Transcribe the records exactly from the line with "Give me a plain-text" to the end, both included.

— Start of RECORDS FOR THE EXERCISE —

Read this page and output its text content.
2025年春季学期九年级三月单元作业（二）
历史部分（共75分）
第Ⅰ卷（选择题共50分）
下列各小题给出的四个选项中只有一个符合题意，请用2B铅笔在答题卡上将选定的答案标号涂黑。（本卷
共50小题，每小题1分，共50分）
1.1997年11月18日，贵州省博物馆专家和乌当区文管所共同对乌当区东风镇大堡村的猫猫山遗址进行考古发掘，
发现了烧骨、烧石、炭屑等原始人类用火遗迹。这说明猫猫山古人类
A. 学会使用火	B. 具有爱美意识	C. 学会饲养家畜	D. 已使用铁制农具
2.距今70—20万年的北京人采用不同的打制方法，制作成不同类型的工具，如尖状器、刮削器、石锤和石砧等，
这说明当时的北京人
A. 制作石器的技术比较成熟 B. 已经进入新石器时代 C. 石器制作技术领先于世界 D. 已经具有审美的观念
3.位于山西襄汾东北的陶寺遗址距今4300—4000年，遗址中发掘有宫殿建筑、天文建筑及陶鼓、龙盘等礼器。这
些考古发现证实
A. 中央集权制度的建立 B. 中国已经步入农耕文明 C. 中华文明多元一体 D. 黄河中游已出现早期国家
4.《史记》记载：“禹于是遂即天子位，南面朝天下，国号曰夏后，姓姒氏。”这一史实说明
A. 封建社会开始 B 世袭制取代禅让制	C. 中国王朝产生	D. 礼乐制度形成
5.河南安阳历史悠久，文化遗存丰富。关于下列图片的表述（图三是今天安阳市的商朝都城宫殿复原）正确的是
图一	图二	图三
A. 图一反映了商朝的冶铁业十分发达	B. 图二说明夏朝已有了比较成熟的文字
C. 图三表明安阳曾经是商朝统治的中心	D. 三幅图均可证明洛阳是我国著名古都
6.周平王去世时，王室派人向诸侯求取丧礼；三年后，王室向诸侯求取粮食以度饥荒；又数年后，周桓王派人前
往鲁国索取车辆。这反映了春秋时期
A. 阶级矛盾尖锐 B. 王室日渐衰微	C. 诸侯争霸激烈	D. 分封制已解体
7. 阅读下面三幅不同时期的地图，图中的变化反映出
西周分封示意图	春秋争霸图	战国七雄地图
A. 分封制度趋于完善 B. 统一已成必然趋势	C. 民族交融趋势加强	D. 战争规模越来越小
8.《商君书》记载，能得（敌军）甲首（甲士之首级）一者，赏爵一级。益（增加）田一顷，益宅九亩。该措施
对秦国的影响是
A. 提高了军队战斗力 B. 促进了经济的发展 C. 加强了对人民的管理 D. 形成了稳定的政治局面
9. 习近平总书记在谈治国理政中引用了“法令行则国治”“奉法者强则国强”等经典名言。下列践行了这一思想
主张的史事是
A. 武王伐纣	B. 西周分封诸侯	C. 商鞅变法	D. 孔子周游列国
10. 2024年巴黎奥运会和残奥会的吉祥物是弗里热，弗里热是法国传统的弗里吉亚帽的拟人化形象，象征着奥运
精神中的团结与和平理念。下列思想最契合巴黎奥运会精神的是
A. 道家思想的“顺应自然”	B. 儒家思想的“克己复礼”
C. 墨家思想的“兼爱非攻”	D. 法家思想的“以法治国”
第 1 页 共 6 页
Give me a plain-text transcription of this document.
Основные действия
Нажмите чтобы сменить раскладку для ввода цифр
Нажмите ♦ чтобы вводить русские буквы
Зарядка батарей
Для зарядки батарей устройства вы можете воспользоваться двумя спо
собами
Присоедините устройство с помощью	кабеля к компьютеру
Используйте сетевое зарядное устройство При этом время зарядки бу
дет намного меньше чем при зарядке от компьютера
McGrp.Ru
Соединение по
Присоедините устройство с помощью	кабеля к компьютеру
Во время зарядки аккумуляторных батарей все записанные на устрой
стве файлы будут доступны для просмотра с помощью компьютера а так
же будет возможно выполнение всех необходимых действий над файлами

— End of RECORDS FOR THE EXERCISE —

THE OUTPUT
Give me a plain-text transcription of this document.
Основные действия
Нажмите чтобы сменить раскладку для ввода цифр
Нажмите ♦ чтобы вводить русские буквы
Зарядка батарей
Для зарядки батарей устройства вы можете воспользоваться двумя спо
собами
Присоедините устройство с помощью	кабеля к компьютеру
Используйте сетевое зарядное устройство При этом время зарядки бу
дет намного меньше чем при зарядке от компьютера
McGrp.Ru
Соединение по
Присоедините устройство с помощью	кабеля к компьютеру
Во время зарядки аккумуляторных батарей все записанные на устрой
стве файлы будут доступны для просмотра с помощью компьютера а так
же будет возможно выполнение всех необходимых действий над файлами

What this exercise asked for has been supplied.